DIRECTIONS:
In this exercise, reproduce all the entries that follow exactly.

GIVEN INFORMATION:
⁂

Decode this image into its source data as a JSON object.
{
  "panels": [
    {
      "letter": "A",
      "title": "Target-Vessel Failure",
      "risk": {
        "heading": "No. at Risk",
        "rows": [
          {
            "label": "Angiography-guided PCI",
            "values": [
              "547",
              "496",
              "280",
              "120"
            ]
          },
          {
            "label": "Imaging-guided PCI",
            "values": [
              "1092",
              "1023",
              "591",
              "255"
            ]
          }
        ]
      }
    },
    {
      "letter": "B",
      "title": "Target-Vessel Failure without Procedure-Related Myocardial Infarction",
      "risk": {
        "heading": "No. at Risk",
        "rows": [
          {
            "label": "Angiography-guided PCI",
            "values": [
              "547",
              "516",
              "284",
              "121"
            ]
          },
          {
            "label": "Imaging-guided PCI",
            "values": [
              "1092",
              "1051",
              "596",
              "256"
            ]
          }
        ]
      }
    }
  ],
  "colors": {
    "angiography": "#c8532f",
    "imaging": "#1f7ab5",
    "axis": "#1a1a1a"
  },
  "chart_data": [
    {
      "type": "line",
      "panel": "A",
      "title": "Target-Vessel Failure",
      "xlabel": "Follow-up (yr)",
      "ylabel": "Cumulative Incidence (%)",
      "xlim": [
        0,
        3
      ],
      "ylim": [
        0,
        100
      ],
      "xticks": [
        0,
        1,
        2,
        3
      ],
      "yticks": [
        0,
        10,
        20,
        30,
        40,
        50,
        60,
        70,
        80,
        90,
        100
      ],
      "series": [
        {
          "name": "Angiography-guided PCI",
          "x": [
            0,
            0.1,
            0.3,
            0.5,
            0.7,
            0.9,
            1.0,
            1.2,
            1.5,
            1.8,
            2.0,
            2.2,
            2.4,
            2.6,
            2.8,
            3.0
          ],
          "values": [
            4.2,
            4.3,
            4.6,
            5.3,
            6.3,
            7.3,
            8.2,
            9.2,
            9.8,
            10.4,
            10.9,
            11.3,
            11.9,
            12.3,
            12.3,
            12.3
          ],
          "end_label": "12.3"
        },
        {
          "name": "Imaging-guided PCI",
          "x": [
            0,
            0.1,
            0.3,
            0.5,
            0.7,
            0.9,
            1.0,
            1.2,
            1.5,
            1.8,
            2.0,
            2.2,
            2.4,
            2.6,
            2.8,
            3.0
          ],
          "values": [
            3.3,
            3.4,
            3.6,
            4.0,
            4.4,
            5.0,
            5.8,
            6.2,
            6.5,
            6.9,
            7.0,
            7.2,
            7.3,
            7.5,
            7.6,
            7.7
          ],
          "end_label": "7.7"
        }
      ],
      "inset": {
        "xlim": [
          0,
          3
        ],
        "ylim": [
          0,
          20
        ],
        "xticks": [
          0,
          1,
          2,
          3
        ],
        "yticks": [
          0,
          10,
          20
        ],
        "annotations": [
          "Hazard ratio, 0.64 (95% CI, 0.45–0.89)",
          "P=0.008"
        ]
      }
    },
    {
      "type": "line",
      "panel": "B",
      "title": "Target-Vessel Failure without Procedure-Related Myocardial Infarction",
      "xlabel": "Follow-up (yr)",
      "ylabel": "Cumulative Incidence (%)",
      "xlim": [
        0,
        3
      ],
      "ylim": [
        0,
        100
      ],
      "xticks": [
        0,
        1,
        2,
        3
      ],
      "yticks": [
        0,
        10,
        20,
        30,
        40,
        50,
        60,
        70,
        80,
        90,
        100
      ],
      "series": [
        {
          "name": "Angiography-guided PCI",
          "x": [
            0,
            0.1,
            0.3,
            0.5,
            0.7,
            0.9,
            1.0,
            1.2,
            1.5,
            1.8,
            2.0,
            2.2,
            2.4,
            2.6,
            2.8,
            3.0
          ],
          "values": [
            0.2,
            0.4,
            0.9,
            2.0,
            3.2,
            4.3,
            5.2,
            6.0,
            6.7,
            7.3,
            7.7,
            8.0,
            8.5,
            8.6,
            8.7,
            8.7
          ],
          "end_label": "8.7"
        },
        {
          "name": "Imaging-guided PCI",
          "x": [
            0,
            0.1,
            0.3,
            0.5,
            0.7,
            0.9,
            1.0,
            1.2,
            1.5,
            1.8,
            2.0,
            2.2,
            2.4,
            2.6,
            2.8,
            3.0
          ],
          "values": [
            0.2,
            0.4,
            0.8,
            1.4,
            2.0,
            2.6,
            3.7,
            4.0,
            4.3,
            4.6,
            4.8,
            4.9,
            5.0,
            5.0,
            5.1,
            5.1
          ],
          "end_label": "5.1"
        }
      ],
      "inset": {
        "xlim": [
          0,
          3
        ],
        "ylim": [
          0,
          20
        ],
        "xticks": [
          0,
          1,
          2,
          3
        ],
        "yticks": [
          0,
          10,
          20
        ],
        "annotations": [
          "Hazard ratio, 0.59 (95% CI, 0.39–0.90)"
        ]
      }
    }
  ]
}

⁂

EXERCISE ANSWER:
Decode this image into its source data as a JSON object.
{
  "panels": [
    {
      "letter": "A",
      "title": "Target-Vessel Failure",
      "risk": {
        "heading": "No. at Risk",
        "rows": [
          {
            "label": "Angiography-guided PCI",
            "values": [
              "547",
              "496",
              "280",
              "120"
            ]
          },
          {
            "label": "Imaging-guided PCI",
            "values": [
              "1092",
              "1023",
              "591",
              "255"
            ]
          }
        ]
      }
    },
    {
      "letter": "B",
      "title": "Target-Vessel Failure without Procedure-Related Myocardial Infarction",
      "risk": {
        "heading": "No. at Risk",
        "rows": [
          {
            "label": "Angiography-guided PCI",
            "values": [
              "547",
              "516",
              "284",
              "121"
            ]
          },
          {
            "label": "Imaging-guided PCI",
            "values": [
              "1092",
              "1051",
              "596",
              "256"
            ]
          }
        ]
      }
    }
  ],
  "colors": {
    "angiography": "#c8532f",
    "imaging": "#1f7ab5",
    "axis": "#1a1a1a"
  },
  "chart_data": [
    {
      "type": "line",
      "panel": "A",
      "title": "Target-Vessel Failure",
      "xlabel": "Follow-up (yr)",
      "ylabel": "Cumulative Incidence (%)",
      "xlim": [
        0,
        3
      ],
      "ylim": [
        0,
        100
      ],
      "xticks": [
        0,
        1,
        2,
        3
      ],
      "yticks": [
        0,
        10,
        20,
        30,
        40,
        50,
        60,
        70,
        80,
        90,
        100
      ],
      "series": [
        {
          "name": "Angiography-guided PCI",
          "x": [
            0,
            0.1,
            0.3,
            0.5,
            0.7,
            0.9,
            1.0,
            1.2,
            1.5,
            1.8,
            2.0,
            2.2,
            2.4,
            2.6,
            2.8,
            3.0
          ],
          "values": [
            4.2,
            4.3,
            4.6,
            5.3,
            6.3,
            7.3,
            8.2,
            9.2,
            9.8,
            10.4,
            10.9,
            11.3,
            11.9,
            12.3,
            12.3,
            12.3
          ],
          "end_label": "12.3"
        },
        {
          "name": "Imaging-guided PCI",
          "x": [
            0,
            0.1,
            0.3,
            0.5,
            0.7,
            0.9,
            1.0,
            1.2,
            1.5,
            1.8,
            2.0,
            2.2,
            2.4,
            2.6,
            2.8,
            3.0
          ],
          "values": [
            3.3,
            3.4,
            3.6,
            4.0,
            4.4,
            5.0,
            5.8,
            6.2,
            6.5,
            6.9,
            7.0,
            7.2,
            7.3,
            7.5,
            7.6,
            7.7
          ],
          "end_label": "7.7"
        }
      ],
      "inset": {
        "xlim": [
          0,
          3
        ],
        "ylim": [
          0,
          20
        ],
        "xticks": [
          0,
          1,
          2,
          3
        ],
        "yticks": [
          0,
          10,
          20
        ],
        "annotations": [
          "Hazard ratio, 0.64 (95% CI, 0.45–0.89)",
          "P=0.008"
        ]
      }
    },
    {
      "type": "line",
      "panel": "B",
      "title": "Target-Vessel Failure without Procedure-Related Myocardial Infarction",
      "xlabel": "Follow-up (yr)",
      "ylabel": "Cumulative Incidence (%)",
      "xlim": [
        0,
        3
      ],
      "ylim": [
        0,
        100
      ],
      "xticks": [
        0,
        1,
        2,
        3
      ],
      "yticks": [
        0,
        10,
        20,
        30,
        40,
        50,
        60,
        70,
        80,
        90,
        100
      ],
      "series": [
        {
          "name": "Angiography-guided PCI",
          "x": [
            0,
            0.1,
            0.3,
            0.5,
            0.7,
            0.9,
            1.0,
            1.2,
            1.5,
            1.8,
            2.0,
            2.2,
            2.4,
            2.6,
            2.8,
            3.0
          ],
          "values": [
            0.2,
            0.4,
            0.9,
            2.0,
            3.2,
            4.3,
            5.2,
            6.0,
            6.7,
            7.3,
            7.7,
            8.0,
            8.5,
            8.6,
            8.7,
            8.7
          ],
          "end_label": "8.7"
        },
        {
          "name": "Imaging-guided PCI",
          "x": [
            0,
            0.1,
            0.3,
            0.5,
            0.7,
            0.9,
            1.0,
            1.2,
            1.5,
            1.8,
            2.0,
            2.2,
            2.4,
            2.6,
            2.8,
            3.0
          ],
          "values": [
            0.2,
            0.4,
            0.8,
            1.4,
            2.0,
            2.6,
            3.7,
            4.0,
            4.3,
            4.6,
            4.8,
            4.9,
            5.0,
            5.0,
            5.1,
            5.1
          ],
          "end_label": "5.1"
        }
      ],
      "inset": {
        "xlim": [
          0,
          3
        ],
        "ylim": [
          0,
          20
        ],
        "xticks": [
          0,
          1,
          2,
          3
        ],
        "yticks": [
          0,
          10,
          20
        ],
        "annotations": [
          "Hazard ratio, 0.59 (95% CI, 0.39–0.90)"
        ]
      }
    }
  ]
}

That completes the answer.